» INPUT FOR THIS TASK:
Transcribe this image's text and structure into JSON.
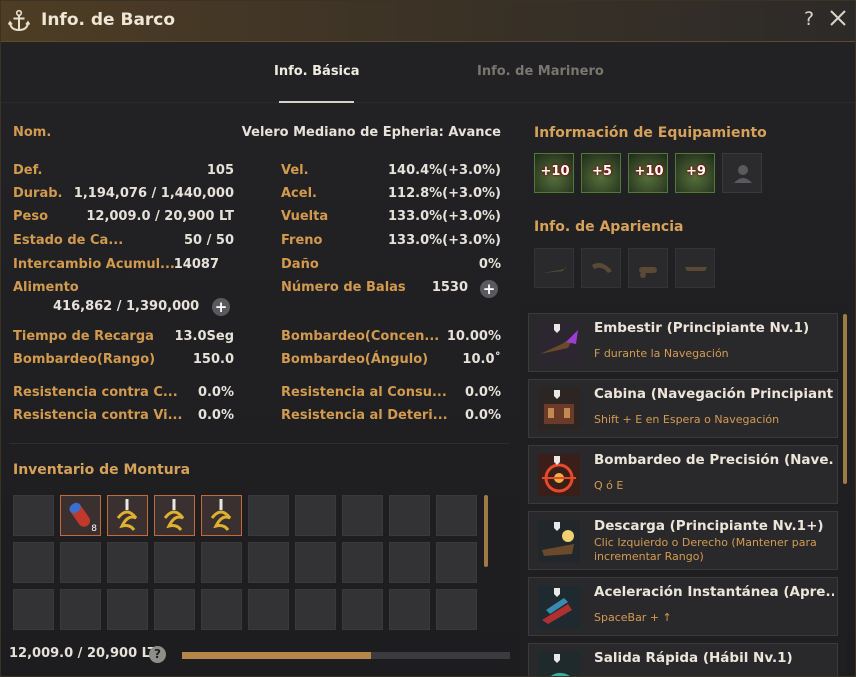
{
  "window": {
    "title": "Info. de Barco",
    "help": "?"
  },
  "tabs": [
    {
      "label": "Info. Básica",
      "active": true
    },
    {
      "label": "Info. de Marinero",
      "active": false
    }
  ],
  "ship": {
    "name_label": "Nom.",
    "name": "Velero Mediano de Epheria: Avance"
  },
  "stats_left": [
    {
      "label": "Def.",
      "value": "105"
    },
    {
      "label": "Durab.",
      "value": "1,194,076 / 1,440,000"
    },
    {
      "label": "Peso",
      "value": "12,009.0 / 20,900 LT"
    },
    {
      "label": "Estado de Ca...",
      "value": "50 / 50"
    },
    {
      "label": "Intercambio Acumul...",
      "value": "14087"
    }
  ],
  "food": {
    "label": "Alimento",
    "value": "416,862 / 1,390,000"
  },
  "stats_right": [
    {
      "label": "Vel.",
      "value": "140.4%(+3.0%)"
    },
    {
      "label": "Acel.",
      "value": "112.8%(+3.0%)"
    },
    {
      "label": "Vuelta",
      "value": "133.0%(+3.0%)"
    },
    {
      "label": "Freno",
      "value": "133.0%(+3.0%)"
    },
    {
      "label": "Daño",
      "value": "0%"
    }
  ],
  "cannonballs": {
    "label": "Número de Balas",
    "value": "1530"
  },
  "combat_left": [
    {
      "label": "Tiempo de Recarga",
      "value": "13.0Seg"
    },
    {
      "label": "Bombardeo(Rango)",
      "value": "150.0"
    }
  ],
  "combat_right": [
    {
      "label": "Bombardeo(Concen...",
      "value": "10.00%"
    },
    {
      "label": "Bombardeo(Ángulo)",
      "value": "10.0˚"
    }
  ],
  "resist_left": [
    {
      "label": "Resistencia contra C...",
      "value": "0.0%"
    },
    {
      "label": "Resistencia contra Vi...",
      "value": "0.0%"
    }
  ],
  "resist_right": [
    {
      "label": "Resistencia al Consu...",
      "value": "0.0%"
    },
    {
      "label": "Resistencia al Deteri...",
      "value": "0.0%"
    }
  ],
  "equipment": {
    "title": "Información de Equipamiento",
    "items": [
      "+10",
      "+5",
      "+10",
      "+9"
    ]
  },
  "appearance": {
    "title": "Info. de Apariencia"
  },
  "inventory": {
    "title": "Inventario de Montura",
    "first_item_count": "8"
  },
  "weight": {
    "text": "12,009.0 / 20,900 LT",
    "help": "?",
    "fill_fraction": 0.575
  },
  "skills": [
    {
      "name": "Embestir (Principiante Nv.1)",
      "key": "F durante la Navegación"
    },
    {
      "name": "Cabina (Navegación Principiant...",
      "key": "Shift + E en Espera o Navegación"
    },
    {
      "name": "Bombardeo de Precisión (Nave...",
      "key": "Q ó E"
    },
    {
      "name": "Descarga (Principiante Nv.1+)",
      "key": "Clic Izquierdo o Derecho (Mantener para incrementar Rango)"
    },
    {
      "name": "Aceleración Instantánea (Apre...",
      "key": "SpaceBar + ↑"
    },
    {
      "name": "Salida Rápida (Hábil Nv.1)",
      "key": ""
    }
  ],
  "colors": {
    "accent": "#d29a4e",
    "bar_fill": "#b4864a",
    "frame_green": "#4e7a3a"
  }
}
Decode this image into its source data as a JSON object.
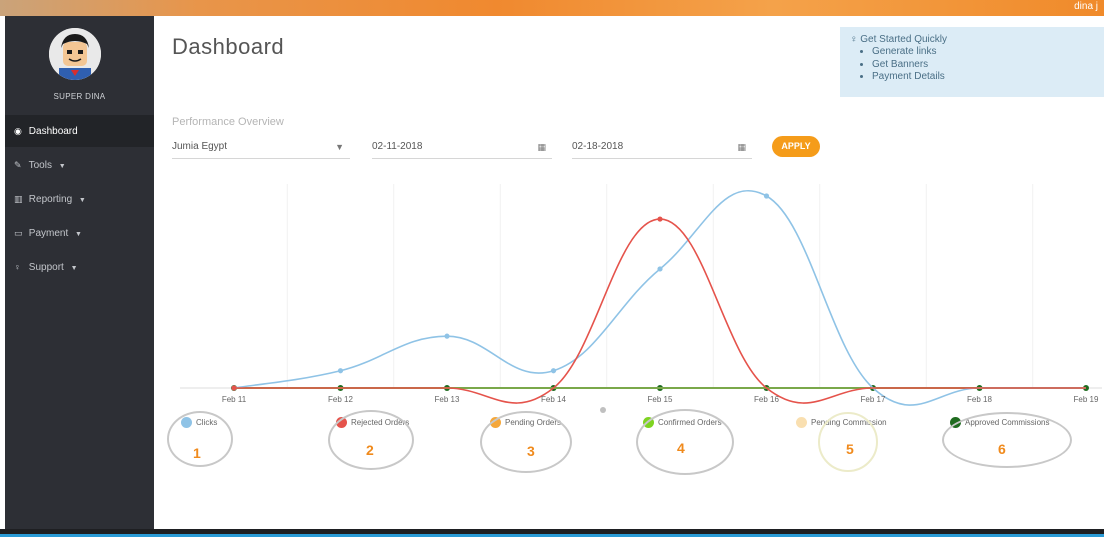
{
  "header": {
    "user_name": "dina j"
  },
  "sidebar": {
    "user_name": "SUPER DINA",
    "items": [
      {
        "label": "Dashboard",
        "icon": "dashboard-icon",
        "active": true
      },
      {
        "label": "Tools",
        "icon": "edit-icon",
        "active": false
      },
      {
        "label": "Reporting",
        "icon": "bar-chart-icon",
        "active": false
      },
      {
        "label": "Payment",
        "icon": "money-icon",
        "active": false
      },
      {
        "label": "Support",
        "icon": "bulb-icon",
        "active": false
      }
    ]
  },
  "main": {
    "title": "Dashboard",
    "info": {
      "heading": "Get Started Quickly",
      "links": [
        "Generate links",
        "Get Banners",
        "Payment Details"
      ]
    },
    "section_title": "Performance Overview",
    "filters": {
      "store": "Jumia Egypt",
      "date_from": "02-11-2018",
      "date_to": "02-18-2018",
      "apply_label": "APPLY"
    }
  },
  "chart_data": {
    "type": "line",
    "x": [
      "Feb 11",
      "Feb 12",
      "Feb 13",
      "Feb 14",
      "Feb 15",
      "Feb 16",
      "Feb 17",
      "Feb 18",
      "Feb 19"
    ],
    "ylim": [
      0,
      10
    ],
    "grid": true,
    "legend_position": "bottom",
    "series": [
      {
        "name": "Clicks",
        "color": "#8fc3e6",
        "values": [
          0,
          0.9,
          2.7,
          0.9,
          6.2,
          10,
          0,
          0,
          0
        ]
      },
      {
        "name": "Rejected Orders",
        "color": "#e5534b",
        "values": [
          0,
          0,
          0,
          0,
          8.8,
          0,
          0,
          0,
          0
        ]
      },
      {
        "name": "Pending Orders",
        "color": "#f5a73a",
        "values": [
          0,
          0,
          0,
          0,
          0,
          0,
          0,
          0,
          0
        ]
      },
      {
        "name": "Confirmed Orders",
        "color": "#7ed321",
        "values": [
          0,
          0,
          0,
          0,
          0,
          0,
          0,
          0,
          0
        ]
      },
      {
        "name": "Pending Commission",
        "color": "#f9dfb0",
        "values": [
          0,
          0,
          0,
          0,
          0,
          0,
          0,
          0,
          0
        ]
      },
      {
        "name": "Approved Commissions",
        "color": "#1f6b1f",
        "values": [
          0,
          0,
          0,
          0,
          0,
          0,
          0,
          0,
          0
        ]
      }
    ]
  },
  "annotations": [
    "1",
    "2",
    "3",
    "4",
    "5",
    "6"
  ]
}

» EXERCISE OBJECTIVE: Reproduce each line of the entries in which the word "JSON" is found.

» EXERCISE ANSWER:
Transcribe this image's text and structure into JSON.
Decode this image into its source data as a JSON object.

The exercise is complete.